§ **TASK INSTRUCTIONS**
Starting at the beginning of the data and ending at the line that contains "station-marker [649,142,655,148]", rewrite those lines, swapping "station-marker" for "station-point" and leaving everything else unchanged.

Recorded data
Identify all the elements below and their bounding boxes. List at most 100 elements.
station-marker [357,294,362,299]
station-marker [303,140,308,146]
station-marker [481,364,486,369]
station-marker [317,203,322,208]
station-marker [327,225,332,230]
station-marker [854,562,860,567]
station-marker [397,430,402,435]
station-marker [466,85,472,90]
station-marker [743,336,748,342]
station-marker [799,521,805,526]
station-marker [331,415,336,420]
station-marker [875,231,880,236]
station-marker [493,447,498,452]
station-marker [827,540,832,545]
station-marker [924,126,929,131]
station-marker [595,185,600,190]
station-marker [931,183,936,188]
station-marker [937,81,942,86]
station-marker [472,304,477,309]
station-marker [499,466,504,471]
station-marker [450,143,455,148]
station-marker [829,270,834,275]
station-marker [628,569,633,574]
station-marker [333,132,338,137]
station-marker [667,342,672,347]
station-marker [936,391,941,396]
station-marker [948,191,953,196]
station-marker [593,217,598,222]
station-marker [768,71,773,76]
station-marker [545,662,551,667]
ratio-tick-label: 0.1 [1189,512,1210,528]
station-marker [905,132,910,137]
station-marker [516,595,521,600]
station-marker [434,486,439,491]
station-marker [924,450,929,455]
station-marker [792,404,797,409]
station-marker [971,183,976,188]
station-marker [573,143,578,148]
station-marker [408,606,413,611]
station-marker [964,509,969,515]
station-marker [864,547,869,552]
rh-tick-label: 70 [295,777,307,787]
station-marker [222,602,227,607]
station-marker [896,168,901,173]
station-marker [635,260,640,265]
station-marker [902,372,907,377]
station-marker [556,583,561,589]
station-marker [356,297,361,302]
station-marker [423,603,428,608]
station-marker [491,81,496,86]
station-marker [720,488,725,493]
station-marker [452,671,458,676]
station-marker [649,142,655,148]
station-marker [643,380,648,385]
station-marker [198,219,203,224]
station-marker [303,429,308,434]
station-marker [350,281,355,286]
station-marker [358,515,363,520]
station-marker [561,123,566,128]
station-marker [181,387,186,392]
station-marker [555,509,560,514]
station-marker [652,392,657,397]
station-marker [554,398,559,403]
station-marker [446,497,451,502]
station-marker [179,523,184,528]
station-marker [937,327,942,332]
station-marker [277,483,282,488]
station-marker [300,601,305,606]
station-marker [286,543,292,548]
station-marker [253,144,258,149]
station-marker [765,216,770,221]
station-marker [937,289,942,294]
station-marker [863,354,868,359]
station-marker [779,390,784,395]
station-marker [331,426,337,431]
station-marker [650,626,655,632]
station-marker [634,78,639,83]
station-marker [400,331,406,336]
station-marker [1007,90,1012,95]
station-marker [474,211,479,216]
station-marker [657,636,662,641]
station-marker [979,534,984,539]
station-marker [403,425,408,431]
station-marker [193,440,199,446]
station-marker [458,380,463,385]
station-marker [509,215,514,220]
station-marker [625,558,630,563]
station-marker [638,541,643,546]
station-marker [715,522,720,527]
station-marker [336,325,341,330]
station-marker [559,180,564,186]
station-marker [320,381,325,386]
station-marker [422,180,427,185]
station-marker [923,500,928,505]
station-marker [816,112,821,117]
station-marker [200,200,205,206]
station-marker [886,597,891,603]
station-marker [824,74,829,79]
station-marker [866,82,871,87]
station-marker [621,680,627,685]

§ **COMPLETE ANSWER**
Identify all the elements below and their bounding boxes. List at most 100 elements.
station-point [357,294,362,299]
station-point [303,140,308,146]
station-point [481,364,486,369]
station-point [317,203,322,208]
station-point [327,225,332,230]
station-point [854,562,860,567]
station-point [397,430,402,435]
station-point [466,85,472,90]
station-point [743,336,748,342]
station-point [799,521,805,526]
station-point [331,415,336,420]
station-point [875,231,880,236]
station-point [493,447,498,452]
station-point [827,540,832,545]
station-point [924,126,929,131]
station-point [595,185,600,190]
station-point [931,183,936,188]
station-point [937,81,942,86]
station-point [472,304,477,309]
station-point [499,466,504,471]
station-point [450,143,455,148]
station-point [829,270,834,275]
station-point [628,569,633,574]
station-point [333,132,338,137]
station-point [667,342,672,347]
station-point [936,391,941,396]
station-point [948,191,953,196]
station-point [593,217,598,222]
station-point [768,71,773,76]
station-point [545,662,551,667]
ratio-tick-label: 0.1 [1189,512,1210,528]
station-point [905,132,910,137]
station-point [516,595,521,600]
station-point [434,486,439,491]
station-point [924,450,929,455]
station-point [792,404,797,409]
station-point [971,183,976,188]
station-point [573,143,578,148]
station-point [408,606,413,611]
station-point [964,509,969,515]
station-point [864,547,869,552]
rh-tick-label: 70 [295,777,307,787]
station-point [222,602,227,607]
station-point [896,168,901,173]
station-point [635,260,640,265]
station-point [902,372,907,377]
station-point [556,583,561,589]
station-point [356,297,361,302]
station-point [423,603,428,608]
station-point [491,81,496,86]
station-point [720,488,725,493]
station-point [452,671,458,676]
station-point [649,142,655,148]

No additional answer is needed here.